··· STORED ROWS ···
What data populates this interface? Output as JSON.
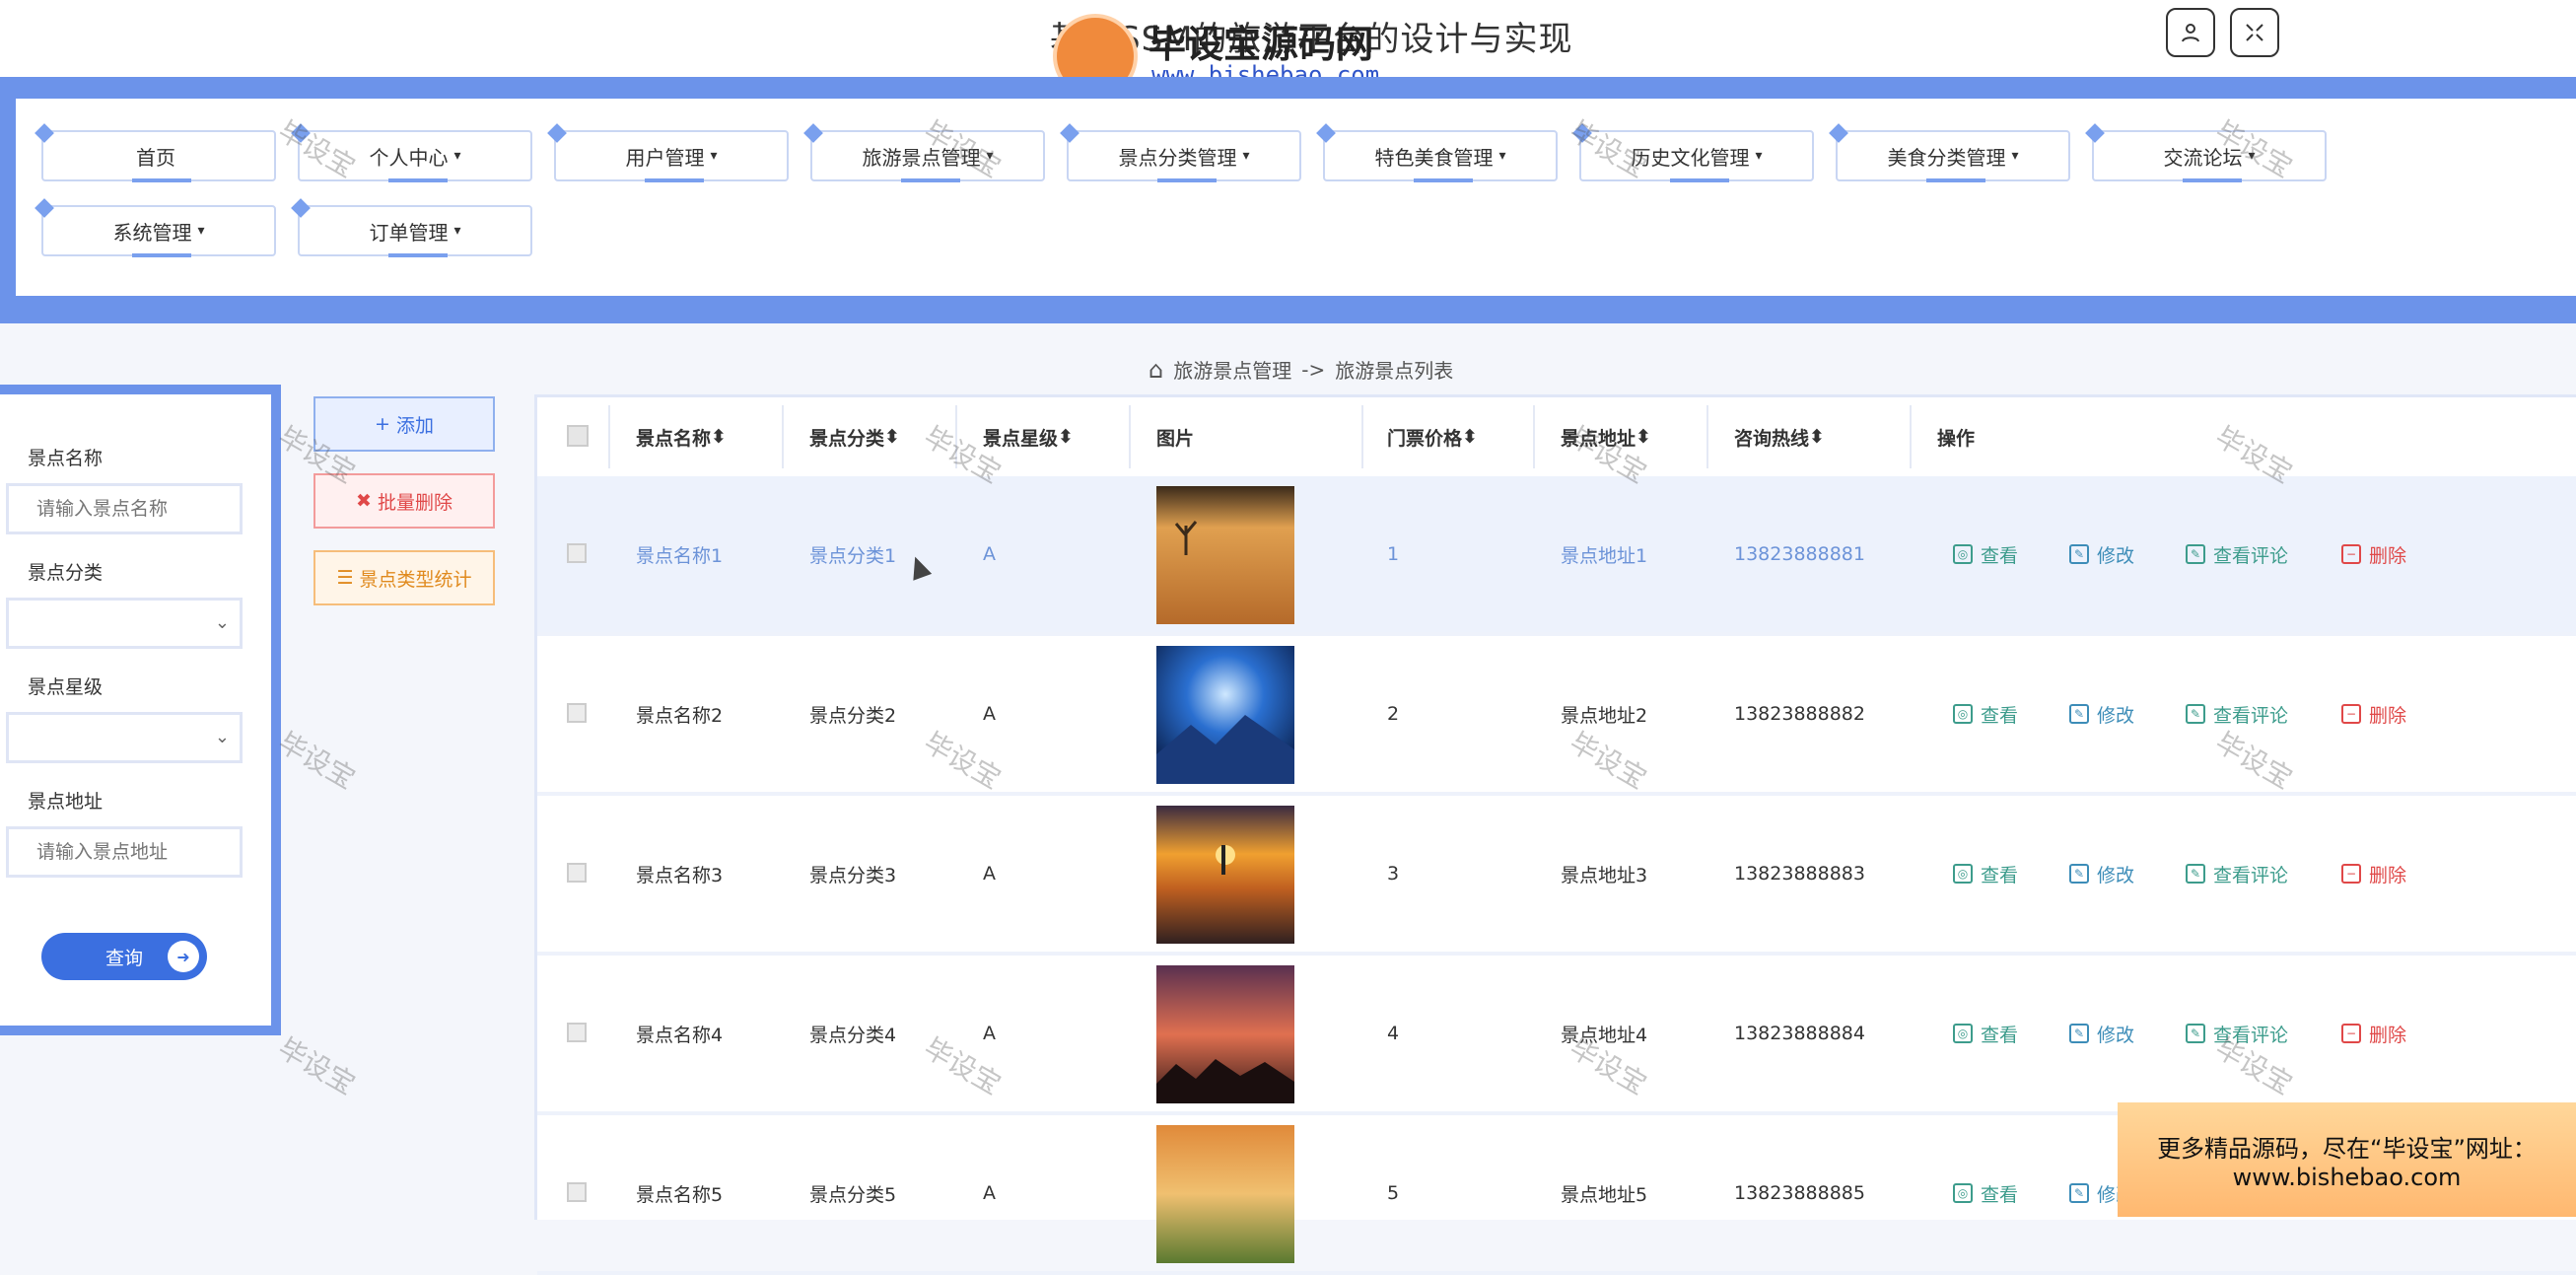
{
  "header": {
    "title": "基于SSM的旅游平台的设计与实现",
    "logo_name": "毕设宝源码网",
    "logo_url": "www.bishebao.com"
  },
  "nav": {
    "items": [
      {
        "label": "首页",
        "caret": ""
      },
      {
        "label": "个人中心",
        "caret": "▾"
      },
      {
        "label": "用户管理",
        "caret": "▾"
      },
      {
        "label": "旅游景点管理",
        "caret": "▾"
      },
      {
        "label": "景点分类管理",
        "caret": "▾"
      },
      {
        "label": "特色美食管理",
        "caret": "▾"
      },
      {
        "label": "历史文化管理",
        "caret": "▾"
      },
      {
        "label": "美食分类管理",
        "caret": "▾"
      },
      {
        "label": "交流论坛",
        "caret": "▾"
      },
      {
        "label": "系统管理",
        "caret": "▾"
      },
      {
        "label": "订单管理",
        "caret": "▾"
      }
    ]
  },
  "breadcrumb": {
    "parent": "旅游景点管理",
    "sep": "->",
    "current": "旅游景点列表"
  },
  "search": {
    "name_label": "景点名称",
    "name_placeholder": "请输入景点名称",
    "category_label": "景点分类",
    "level_label": "景点星级",
    "address_label": "景点地址",
    "address_placeholder": "请输入景点地址",
    "query_label": "查询"
  },
  "actions": {
    "add": "添加",
    "batch_delete": "批量删除",
    "stats": "景点类型统计"
  },
  "table": {
    "headers": [
      "景点名称",
      "景点分类",
      "景点星级",
      "图片",
      "门票价格",
      "景点地址",
      "咨询热线",
      "操作"
    ],
    "sort_icon": "⬍",
    "rows": [
      {
        "name": "景点名称1",
        "category": "景点分类1",
        "level": "A",
        "price": "1",
        "address": "景点地址1",
        "phone": "13823888881",
        "image": "desert-tree-image"
      },
      {
        "name": "景点名称2",
        "category": "景点分类2",
        "level": "A",
        "price": "2",
        "address": "景点地址2",
        "phone": "13823888882",
        "image": "blue-mountains-image"
      },
      {
        "name": "景点名称3",
        "category": "景点分类3",
        "level": "A",
        "price": "3",
        "address": "景点地址3",
        "phone": "13823888883",
        "image": "sunset-pier-image"
      },
      {
        "name": "景点名称4",
        "category": "景点分类4",
        "level": "A",
        "price": "4",
        "address": "景点地址4",
        "phone": "13823888884",
        "image": "sunset-trees-image"
      },
      {
        "name": "景点名称5",
        "category": "景点分类5",
        "level": "A",
        "price": "5",
        "address": "景点地址5",
        "phone": "13823888885",
        "image": "meadow-sunset-image"
      }
    ],
    "ops": {
      "view": "查看",
      "edit": "修改",
      "comments": "查看评论",
      "delete": "删除"
    }
  },
  "promo": {
    "line1": "更多精品源码，尽在“毕设宝”网址：",
    "line2": "www.bishebao.com"
  },
  "watermark": "毕设宝",
  "colors": {
    "accent": "#3b6fe0",
    "nav_frame": "#6c93ea",
    "danger": "#e04848",
    "warning": "#e08a1e",
    "teal": "#3d9c8c"
  }
}
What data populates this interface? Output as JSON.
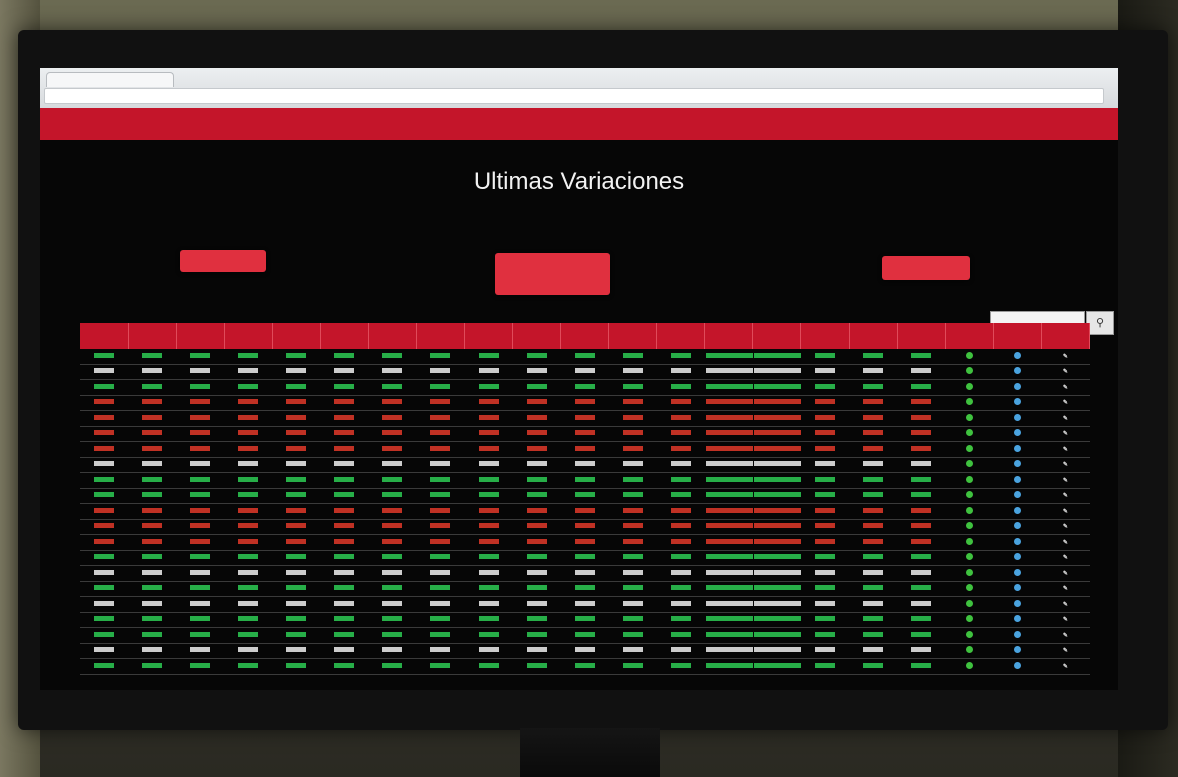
{
  "page": {
    "title": "Ultimas Variaciones"
  },
  "browser": {
    "tab_label": "",
    "url": ""
  },
  "navbar": {
    "items": [
      "",
      "",
      "",
      ""
    ],
    "user": "",
    "exit": "",
    "bg_color": "#c4152a"
  },
  "buttons": {
    "left": "",
    "center_line1": "",
    "center_line2": "",
    "right": ""
  },
  "search": {
    "placeholder": "",
    "button_icon": "search-icon"
  },
  "table": {
    "columns": [
      "",
      "",
      "",
      "",
      "",
      "",
      "",
      "",
      "",
      "",
      "",
      "",
      "",
      "",
      "",
      "",
      "",
      "",
      "",
      "",
      ""
    ],
    "row_colors": [
      "g",
      "w",
      "g",
      "r",
      "r",
      "r",
      "r",
      "w",
      "g",
      "g",
      "r",
      "r",
      "r",
      "g",
      "w",
      "g",
      "w",
      "g",
      "g",
      "w",
      "g"
    ],
    "status_colors": {
      "g": "#2ecc55",
      "r": "#e23a2a",
      "w": "#f0f0f0"
    }
  },
  "footer": {
    "note": ""
  }
}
···
* [INSTRUCTIONS TO FOLLOW]
Tally up the lines holding the word "bishebao" in the data above, and answer with that figure only.

* [THE OUTPUT]
2